▸ **INPUT ROWS**
################

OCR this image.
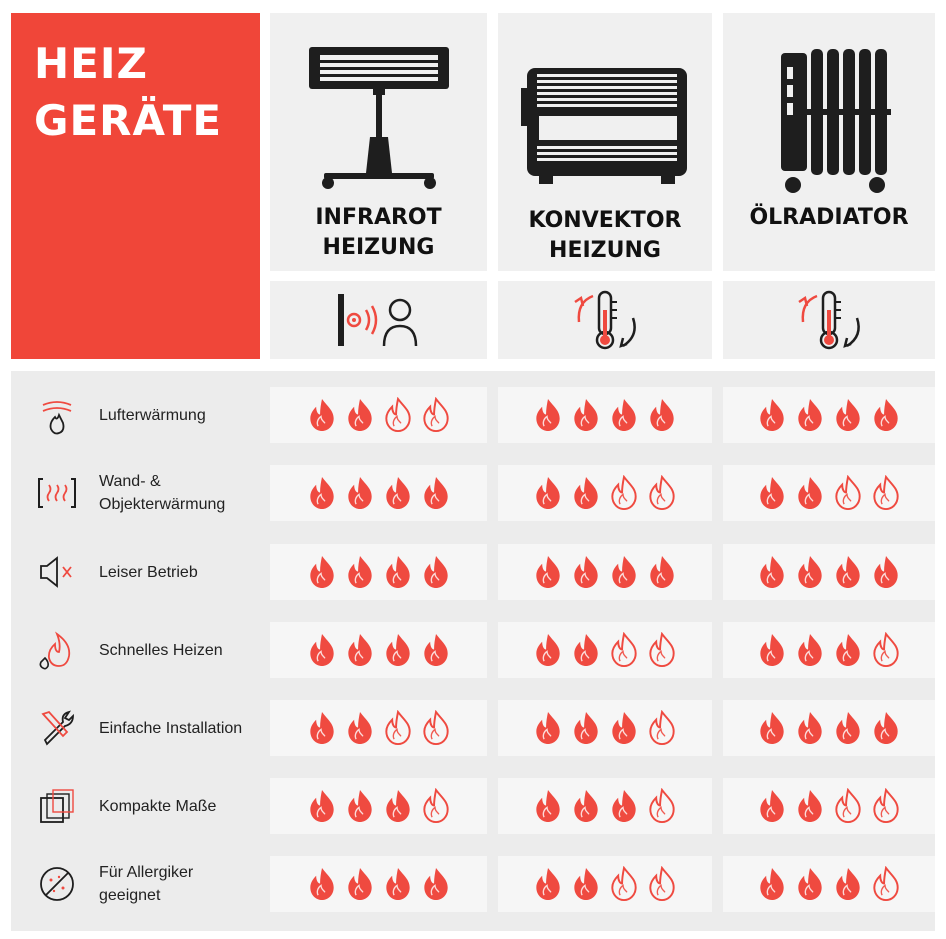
HEIZ
GERÄTE
INFRAROT
HEIZUNG
KONVEKTOR
HEIZUNG
ÖLRADIATOR
Lufterwärmung
Wand- &
Objekterwärmung
Leiser Betrieb
Schnelles Heizen
Einfache Installation
Kompakte Maße
Für Allergiker
geeignet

################

▸ **EXERCISE DIRECTIONS**
Give every record again exactly, apart from the pictures, which stay out.

▸ **RESULT**
OCR this image.
HEIZ
GERÄTE
INFRAROT
HEIZUNG
KONVEKTOR
HEIZUNG
ÖLRADIATOR
Lufterwärmung
Wand- &
Objekterwärmung
Leiser Betrieb
Schnelles Heizen
Einfache Installation
Kompakte Maße
Für Allergiker
geeignet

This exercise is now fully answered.